## Problem details
Reproduce the data in its entirety, exactly as supplied.

## Task inputs

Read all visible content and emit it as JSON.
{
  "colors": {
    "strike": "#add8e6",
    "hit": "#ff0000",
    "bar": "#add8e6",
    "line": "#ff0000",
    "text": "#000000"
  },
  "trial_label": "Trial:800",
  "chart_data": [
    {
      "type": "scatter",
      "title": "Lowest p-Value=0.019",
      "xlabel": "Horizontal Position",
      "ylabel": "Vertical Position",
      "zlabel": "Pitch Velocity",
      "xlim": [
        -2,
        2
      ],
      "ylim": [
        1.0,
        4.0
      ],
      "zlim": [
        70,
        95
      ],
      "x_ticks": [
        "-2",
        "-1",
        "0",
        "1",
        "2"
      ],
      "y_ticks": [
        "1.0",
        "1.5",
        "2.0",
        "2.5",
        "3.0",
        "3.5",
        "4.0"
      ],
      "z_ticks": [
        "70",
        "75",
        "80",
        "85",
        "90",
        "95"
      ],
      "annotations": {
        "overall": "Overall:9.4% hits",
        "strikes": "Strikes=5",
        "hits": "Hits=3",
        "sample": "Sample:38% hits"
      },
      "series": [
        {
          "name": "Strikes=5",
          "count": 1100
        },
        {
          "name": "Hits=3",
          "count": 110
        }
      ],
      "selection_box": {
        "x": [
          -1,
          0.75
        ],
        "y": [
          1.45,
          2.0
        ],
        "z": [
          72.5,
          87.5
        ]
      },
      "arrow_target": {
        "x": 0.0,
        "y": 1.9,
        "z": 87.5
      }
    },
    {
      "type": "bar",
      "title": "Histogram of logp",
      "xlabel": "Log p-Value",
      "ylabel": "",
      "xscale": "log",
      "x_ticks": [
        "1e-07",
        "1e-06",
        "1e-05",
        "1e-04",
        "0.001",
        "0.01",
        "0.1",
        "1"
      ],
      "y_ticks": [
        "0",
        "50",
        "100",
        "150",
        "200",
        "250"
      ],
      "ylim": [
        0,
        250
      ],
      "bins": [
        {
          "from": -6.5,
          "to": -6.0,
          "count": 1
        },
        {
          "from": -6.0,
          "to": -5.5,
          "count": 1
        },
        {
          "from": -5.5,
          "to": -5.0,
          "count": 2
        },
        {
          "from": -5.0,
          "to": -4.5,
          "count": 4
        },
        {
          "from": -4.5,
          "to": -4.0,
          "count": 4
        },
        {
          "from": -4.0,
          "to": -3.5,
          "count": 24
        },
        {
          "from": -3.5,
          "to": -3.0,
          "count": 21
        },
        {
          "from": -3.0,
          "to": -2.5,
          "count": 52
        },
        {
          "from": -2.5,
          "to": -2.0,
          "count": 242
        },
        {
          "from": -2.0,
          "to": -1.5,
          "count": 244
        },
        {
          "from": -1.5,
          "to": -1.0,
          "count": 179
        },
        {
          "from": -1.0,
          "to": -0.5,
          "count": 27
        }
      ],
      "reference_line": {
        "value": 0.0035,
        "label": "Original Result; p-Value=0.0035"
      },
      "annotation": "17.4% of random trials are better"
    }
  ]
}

## Answer to this task
Read all visible content and emit it as JSON.
{
  "colors": {
    "strike": "#add8e6",
    "hit": "#ff0000",
    "bar": "#add8e6",
    "line": "#ff0000",
    "text": "#000000"
  },
  "trial_label": "Trial:800",
  "chart_data": [
    {
      "type": "scatter",
      "title": "Lowest p-Value=0.019",
      "xlabel": "Horizontal Position",
      "ylabel": "Vertical Position",
      "zlabel": "Pitch Velocity",
      "xlim": [
        -2,
        2
      ],
      "ylim": [
        1.0,
        4.0
      ],
      "zlim": [
        70,
        95
      ],
      "x_ticks": [
        "-2",
        "-1",
        "0",
        "1",
        "2"
      ],
      "y_ticks": [
        "1.0",
        "1.5",
        "2.0",
        "2.5",
        "3.0",
        "3.5",
        "4.0"
      ],
      "z_ticks": [
        "70",
        "75",
        "80",
        "85",
        "90",
        "95"
      ],
      "annotations": {
        "overall": "Overall:9.4% hits",
        "strikes": "Strikes=5",
        "hits": "Hits=3",
        "sample": "Sample:38% hits"
      },
      "series": [
        {
          "name": "Strikes=5",
          "count": 1100
        },
        {
          "name": "Hits=3",
          "count": 110
        }
      ],
      "selection_box": {
        "x": [
          -1,
          0.75
        ],
        "y": [
          1.45,
          2.0
        ],
        "z": [
          72.5,
          87.5
        ]
      },
      "arrow_target": {
        "x": 0.0,
        "y": 1.9,
        "z": 87.5
      }
    },
    {
      "type": "bar",
      "title": "Histogram of logp",
      "xlabel": "Log p-Value",
      "ylabel": "",
      "xscale": "log",
      "x_ticks": [
        "1e-07",
        "1e-06",
        "1e-05",
        "1e-04",
        "0.001",
        "0.01",
        "0.1",
        "1"
      ],
      "y_ticks": [
        "0",
        "50",
        "100",
        "150",
        "200",
        "250"
      ],
      "ylim": [
        0,
        250
      ],
      "bins": [
        {
          "from": -6.5,
          "to": -6.0,
          "count": 1
        },
        {
          "from": -6.0,
          "to": -5.5,
          "count": 1
        },
        {
          "from": -5.5,
          "to": -5.0,
          "count": 2
        },
        {
          "from": -5.0,
          "to": -4.5,
          "count": 4
        },
        {
          "from": -4.5,
          "to": -4.0,
          "count": 4
        },
        {
          "from": -4.0,
          "to": -3.5,
          "count": 24
        },
        {
          "from": -3.5,
          "to": -3.0,
          "count": 21
        },
        {
          "from": -3.0,
          "to": -2.5,
          "count": 52
        },
        {
          "from": -2.5,
          "to": -2.0,
          "count": 242
        },
        {
          "from": -2.0,
          "to": -1.5,
          "count": 244
        },
        {
          "from": -1.5,
          "to": -1.0,
          "count": 179
        },
        {
          "from": -1.0,
          "to": -0.5,
          "count": 27
        }
      ],
      "reference_line": {
        "value": 0.0035,
        "label": "Original Result; p-Value=0.0035"
      },
      "annotation": "17.4% of random trials are better"
    }
  ]
}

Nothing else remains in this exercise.